§ DATA PROVIDED

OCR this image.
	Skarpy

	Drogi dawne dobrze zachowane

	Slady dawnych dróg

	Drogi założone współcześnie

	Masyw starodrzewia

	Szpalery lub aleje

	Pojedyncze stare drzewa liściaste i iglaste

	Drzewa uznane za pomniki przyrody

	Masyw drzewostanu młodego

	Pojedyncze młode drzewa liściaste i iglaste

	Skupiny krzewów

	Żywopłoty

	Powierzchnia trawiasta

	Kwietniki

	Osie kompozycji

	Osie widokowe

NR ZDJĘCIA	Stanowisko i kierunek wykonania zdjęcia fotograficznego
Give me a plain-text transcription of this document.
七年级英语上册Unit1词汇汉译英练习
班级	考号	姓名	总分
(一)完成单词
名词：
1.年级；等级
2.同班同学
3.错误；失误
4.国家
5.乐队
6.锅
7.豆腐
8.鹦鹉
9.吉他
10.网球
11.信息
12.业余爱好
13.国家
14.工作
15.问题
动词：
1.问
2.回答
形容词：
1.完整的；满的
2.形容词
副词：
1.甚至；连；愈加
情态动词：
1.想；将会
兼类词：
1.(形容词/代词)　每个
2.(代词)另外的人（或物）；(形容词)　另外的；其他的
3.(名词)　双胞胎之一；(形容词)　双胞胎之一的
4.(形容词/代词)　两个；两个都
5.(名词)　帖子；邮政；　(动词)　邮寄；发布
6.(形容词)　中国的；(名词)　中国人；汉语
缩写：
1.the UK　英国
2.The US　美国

§ EXERCISE AIM
Every entry should be output exactly as written, please.

§ THE REPLY
OCR this image.
	Skarpy

	Drogi dawne dobrze zachowane

	Slady dawnych dróg

	Drogi założone współcześnie

	Masyw starodrzewia

	Szpalery lub aleje

	Pojedyncze stare drzewa liściaste i iglaste

	Drzewa uznane za pomniki przyrody

	Masyw drzewostanu młodego

	Pojedyncze młode drzewa liściaste i iglaste

	Skupiny krzewów

	Żywopłoty

	Powierzchnia trawiasta

	Kwietniki

	Osie kompozycji

	Osie widokowe

NR ZDJĘCIA	Stanowisko i kierunek wykonania zdjęcia fotograficznego
Give me a plain-text transcription of this document.
七年级英语上册Unit1词汇汉译英练习
班级	考号	姓名	总分
(一)完成单词
名词：
1.年级；等级
2.同班同学
3.错误；失误
4.国家
5.乐队
6.锅
7.豆腐
8.鹦鹉
9.吉他
10.网球
11.信息
12.业余爱好
13.国家
14.工作
15.问题
动词：
1.问
2.回答
形容词：
1.完整的；满的
2.形容词
副词：
1.甚至；连；愈加
情态动词：
1.想；将会
兼类词：
1.(形容词/代词)　每个
2.(代词)另外的人（或物）；(形容词)　另外的；其他的
3.(名词)　双胞胎之一；(形容词)　双胞胎之一的
4.(形容词/代词)　两个；两个都
5.(名词)　帖子；邮政；　(动词)　邮寄；发布
6.(形容词)　中国的；(名词)　中国人；汉语
缩写：
1.the UK　英国
2.The US　美国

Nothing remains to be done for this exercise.